-- BEGIN Data for the task --

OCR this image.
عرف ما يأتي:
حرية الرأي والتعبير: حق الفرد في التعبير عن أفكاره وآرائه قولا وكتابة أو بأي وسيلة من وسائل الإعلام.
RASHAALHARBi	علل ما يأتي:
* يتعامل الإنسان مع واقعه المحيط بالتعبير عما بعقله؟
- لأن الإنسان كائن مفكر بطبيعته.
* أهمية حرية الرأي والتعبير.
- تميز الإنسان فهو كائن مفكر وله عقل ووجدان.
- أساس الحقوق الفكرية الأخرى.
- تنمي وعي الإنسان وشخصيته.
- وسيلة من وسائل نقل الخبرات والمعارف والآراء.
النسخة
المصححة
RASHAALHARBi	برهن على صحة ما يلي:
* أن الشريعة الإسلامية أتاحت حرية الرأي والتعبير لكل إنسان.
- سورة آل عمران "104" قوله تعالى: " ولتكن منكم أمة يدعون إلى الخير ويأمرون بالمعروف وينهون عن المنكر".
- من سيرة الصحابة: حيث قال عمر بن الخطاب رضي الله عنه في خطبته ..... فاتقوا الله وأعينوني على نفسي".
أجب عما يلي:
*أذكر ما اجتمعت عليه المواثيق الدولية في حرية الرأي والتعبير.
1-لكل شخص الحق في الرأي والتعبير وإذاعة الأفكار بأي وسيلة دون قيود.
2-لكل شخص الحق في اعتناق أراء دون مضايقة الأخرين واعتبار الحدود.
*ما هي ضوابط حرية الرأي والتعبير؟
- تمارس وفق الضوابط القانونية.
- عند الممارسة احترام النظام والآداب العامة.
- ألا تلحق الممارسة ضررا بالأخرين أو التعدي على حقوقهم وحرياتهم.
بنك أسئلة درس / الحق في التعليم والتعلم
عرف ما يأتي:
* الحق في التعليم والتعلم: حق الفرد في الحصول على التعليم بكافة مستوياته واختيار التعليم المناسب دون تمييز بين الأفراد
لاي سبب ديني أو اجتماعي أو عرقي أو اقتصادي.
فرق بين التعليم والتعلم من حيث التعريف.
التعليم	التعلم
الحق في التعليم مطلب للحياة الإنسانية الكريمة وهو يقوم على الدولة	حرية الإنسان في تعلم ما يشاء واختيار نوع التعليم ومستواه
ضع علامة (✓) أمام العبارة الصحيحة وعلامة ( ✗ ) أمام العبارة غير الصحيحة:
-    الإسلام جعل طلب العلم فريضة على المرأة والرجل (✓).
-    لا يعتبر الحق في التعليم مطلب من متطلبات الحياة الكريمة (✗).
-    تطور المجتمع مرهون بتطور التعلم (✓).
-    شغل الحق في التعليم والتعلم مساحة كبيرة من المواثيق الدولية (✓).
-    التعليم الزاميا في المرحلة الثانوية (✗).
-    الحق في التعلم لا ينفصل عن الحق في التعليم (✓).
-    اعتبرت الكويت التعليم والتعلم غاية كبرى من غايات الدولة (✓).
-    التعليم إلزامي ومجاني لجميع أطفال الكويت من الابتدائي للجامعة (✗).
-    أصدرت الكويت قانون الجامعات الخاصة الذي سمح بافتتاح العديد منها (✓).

-- END Data for the task --

→ Exercise aim: Recopy the entries above in their entirety, exactly.

→ Response to the exercise:
OCR this image.
عرف ما يأتي:
حرية الرأي والتعبير: حق الفرد في التعبير عن أفكاره وآرائه قولا وكتابة أو بأي وسيلة من وسائل الإعلام.
RASHAALHARBi	علل ما يأتي:
* يتعامل الإنسان مع واقعه المحيط بالتعبير عما بعقله؟
- لأن الإنسان كائن مفكر بطبيعته.
* أهمية حرية الرأي والتعبير.
- تميز الإنسان فهو كائن مفكر وله عقل ووجدان.
- أساس الحقوق الفكرية الأخرى.
- تنمي وعي الإنسان وشخصيته.
- وسيلة من وسائل نقل الخبرات والمعارف والآراء.
النسخة
المصححة
RASHAALHARBi	برهن على صحة ما يلي:
* أن الشريعة الإسلامية أتاحت حرية الرأي والتعبير لكل إنسان.
- سورة آل عمران "104" قوله تعالى: " ولتكن منكم أمة يدعون إلى الخير ويأمرون بالمعروف وينهون عن المنكر".
- من سيرة الصحابة: حيث قال عمر بن الخطاب رضي الله عنه في خطبته ..... فاتقوا الله وأعينوني على نفسي".
أجب عما يلي:
*أذكر ما اجتمعت عليه المواثيق الدولية في حرية الرأي والتعبير.
1-لكل شخص الحق في الرأي والتعبير وإذاعة الأفكار بأي وسيلة دون قيود.
2-لكل شخص الحق في اعتناق أراء دون مضايقة الأخرين واعتبار الحدود.
*ما هي ضوابط حرية الرأي والتعبير؟
- تمارس وفق الضوابط القانونية.
- عند الممارسة احترام النظام والآداب العامة.
- ألا تلحق الممارسة ضررا بالأخرين أو التعدي على حقوقهم وحرياتهم.
بنك أسئلة درس / الحق في التعليم والتعلم
عرف ما يأتي:
* الحق في التعليم والتعلم: حق الفرد في الحصول على التعليم بكافة مستوياته واختيار التعليم المناسب دون تمييز بين الأفراد
لاي سبب ديني أو اجتماعي أو عرقي أو اقتصادي.
فرق بين التعليم والتعلم من حيث التعريف.
التعليم	التعلم
الحق في التعليم مطلب للحياة الإنسانية الكريمة وهو يقوم على الدولة	حرية الإنسان في تعلم ما يشاء واختيار نوع التعليم ومستواه
ضع علامة (✓) أمام العبارة الصحيحة وعلامة ( ✗ ) أمام العبارة غير الصحيحة:
-    الإسلام جعل طلب العلم فريضة على المرأة والرجل (✓).
-    لا يعتبر الحق في التعليم مطلب من متطلبات الحياة الكريمة (✗).
-    تطور المجتمع مرهون بتطور التعلم (✓).
-    شغل الحق في التعليم والتعلم مساحة كبيرة من المواثيق الدولية (✓).
-    التعليم الزاميا في المرحلة الثانوية (✗).
-    الحق في التعلم لا ينفصل عن الحق في التعليم (✓).
-    اعتبرت الكويت التعليم والتعلم غاية كبرى من غايات الدولة (✓).
-    التعليم إلزامي ومجاني لجميع أطفال الكويت من الابتدائي للجامعة (✗).
-    أصدرت الكويت قانون الجامعات الخاصة الذي سمح بافتتاح العديد منها (✓).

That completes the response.